Report, as a bare number, how many lines contain the string "profile".

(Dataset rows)
------------

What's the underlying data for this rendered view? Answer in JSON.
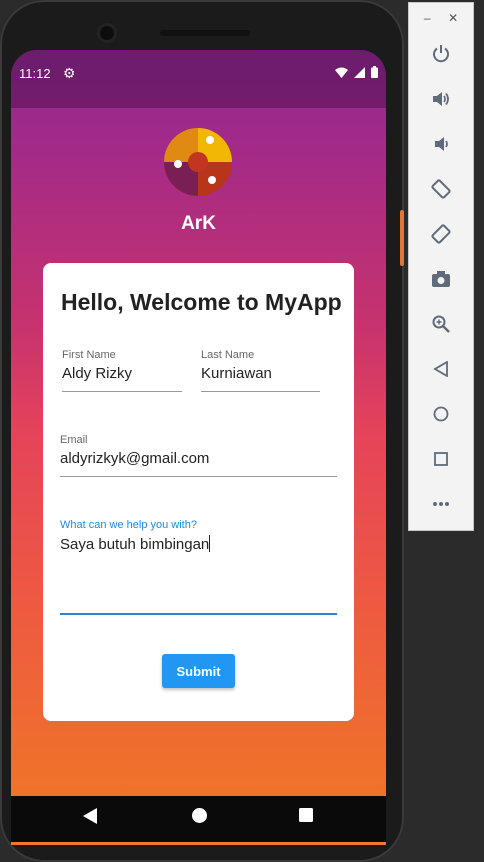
{
  "status_bar": {
    "time": "11:12"
  },
  "app": {
    "name": "ArK"
  },
  "form": {
    "heading": "Hello, Welcome to MyApp",
    "first_name": {
      "label": "First Name",
      "value": "Aldy Rizky"
    },
    "last_name": {
      "label": "Last Name",
      "value": "Kurniawan"
    },
    "email": {
      "label": "Email",
      "value": "aldyrizkyk@gmail.com"
    },
    "message": {
      "label": "What can we help you with?",
      "value": "Saya butuh bimbingan"
    },
    "submit_label": "Submit"
  },
  "emulator_toolbar": {
    "window_controls": [
      "minimize-icon",
      "close-icon"
    ],
    "buttons": [
      "power-icon",
      "volume-up-icon",
      "volume-down-icon",
      "rotate-left-icon",
      "rotate-right-icon",
      "camera-icon",
      "zoom-icon",
      "back-icon",
      "home-icon",
      "overview-icon",
      "more-icon"
    ]
  },
  "colors": {
    "accent": "#2196f3",
    "gradient_top": "#8b2a8f",
    "gradient_mid": "#e5435a",
    "gradient_bottom": "#f07a23"
  }
}
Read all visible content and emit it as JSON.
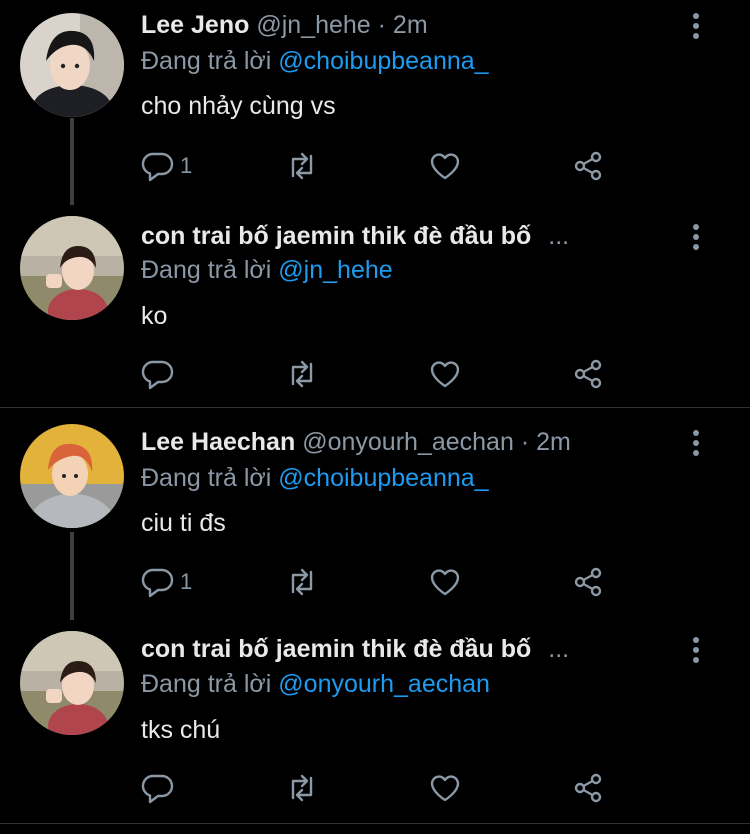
{
  "replying_label": "Đang trả lời",
  "tweets": [
    {
      "name": "Lee Jeno",
      "handle": "@jn_hehe",
      "time": "· 2m",
      "reply_to": "@choibupbeanna_",
      "text": "cho nhảy cùng vs",
      "reply_count": "1",
      "avatar": "Lee Jeno profile photo"
    },
    {
      "name": "con trai bố jaemin thik đè đầu bố",
      "ellipsis": "...",
      "reply_to": "@jn_hehe",
      "text": "ko",
      "reply_count": "",
      "avatar": "child profile photo"
    },
    {
      "name": "Lee Haechan",
      "handle": "@onyourh_aechan",
      "time": "· 2m",
      "reply_to": "@choibupbeanna_",
      "text": "ciu ti đs",
      "reply_count": "1",
      "avatar": "Lee Haechan profile photo"
    },
    {
      "name": "con trai bố jaemin thik đè đầu bố",
      "ellipsis": "...",
      "reply_to": "@onyourh_aechan",
      "text": "tks chú",
      "reply_count": "",
      "avatar": "child profile photo"
    }
  ],
  "icons": {
    "reply": "comment-icon",
    "retweet": "retweet-icon",
    "like": "heart-icon",
    "share": "share-icon",
    "more": "more-vertical-icon"
  },
  "colors": {
    "background": "#000000",
    "name": "#e7e9ea",
    "secondary": "#8b98a5",
    "mention": "#1d9bf0",
    "thread_line": "#3a3f44"
  }
}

------------

Response to the exercise » 4